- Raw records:
■ ■ ■ ■ ■

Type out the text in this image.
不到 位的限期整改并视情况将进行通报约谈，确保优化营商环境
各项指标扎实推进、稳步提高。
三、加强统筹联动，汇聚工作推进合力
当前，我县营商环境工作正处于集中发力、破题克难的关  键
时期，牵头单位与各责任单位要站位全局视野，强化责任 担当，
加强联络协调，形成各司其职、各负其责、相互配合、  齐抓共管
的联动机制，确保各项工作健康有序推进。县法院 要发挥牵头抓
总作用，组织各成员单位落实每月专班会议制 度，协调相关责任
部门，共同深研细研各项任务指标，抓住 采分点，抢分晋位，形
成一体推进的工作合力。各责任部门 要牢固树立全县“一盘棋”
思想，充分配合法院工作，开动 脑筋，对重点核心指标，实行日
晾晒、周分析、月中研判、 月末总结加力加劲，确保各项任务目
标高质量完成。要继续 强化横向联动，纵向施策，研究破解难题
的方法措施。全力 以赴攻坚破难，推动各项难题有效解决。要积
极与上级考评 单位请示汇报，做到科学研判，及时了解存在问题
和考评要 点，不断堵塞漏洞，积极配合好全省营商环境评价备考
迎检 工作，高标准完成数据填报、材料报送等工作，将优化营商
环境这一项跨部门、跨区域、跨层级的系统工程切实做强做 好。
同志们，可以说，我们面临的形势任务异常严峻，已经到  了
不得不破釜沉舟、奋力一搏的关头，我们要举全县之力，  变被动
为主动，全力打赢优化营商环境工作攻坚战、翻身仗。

■ ■ ■ ■ ■

- TASK DIRECTIONS:
Type out the material again exactly as presented.

- SOLVED PROBLEM:
Type out the text in this image.
不到 位的限期整改并视情况将进行通报约谈，确保优化营商环境
各项指标扎实推进、稳步提高。
三、加强统筹联动，汇聚工作推进合力
当前，我县营商环境工作正处于集中发力、破题克难的关  键
时期，牵头单位与各责任单位要站位全局视野，强化责任 担当，
加强联络协调，形成各司其职、各负其责、相互配合、  齐抓共管
的联动机制，确保各项工作健康有序推进。县法院 要发挥牵头抓
总作用，组织各成员单位落实每月专班会议制 度，协调相关责任
部门，共同深研细研各项任务指标，抓住 采分点，抢分晋位，形
成一体推进的工作合力。各责任部门 要牢固树立全县“一盘棋”
思想，充分配合法院工作，开动 脑筋，对重点核心指标，实行日
晾晒、周分析、月中研判、 月末总结加力加劲，确保各项任务目
标高质量完成。要继续 强化横向联动，纵向施策，研究破解难题
的方法措施。全力 以赴攻坚破难，推动各项难题有效解决。要积
极与上级考评 单位请示汇报，做到科学研判，及时了解存在问题
和考评要 点，不断堵塞漏洞，积极配合好全省营商环境评价备考
迎检 工作，高标准完成数据填报、材料报送等工作，将优化营商
环境这一项跨部门、跨区域、跨层级的系统工程切实做强做 好。
同志们，可以说，我们面临的形势任务异常严峻，已经到  了
不得不破釜沉舟、奋力一搏的关头，我们要举全县之力，  变被动
为主动，全力打赢优化营商环境工作攻坚战、翻身仗。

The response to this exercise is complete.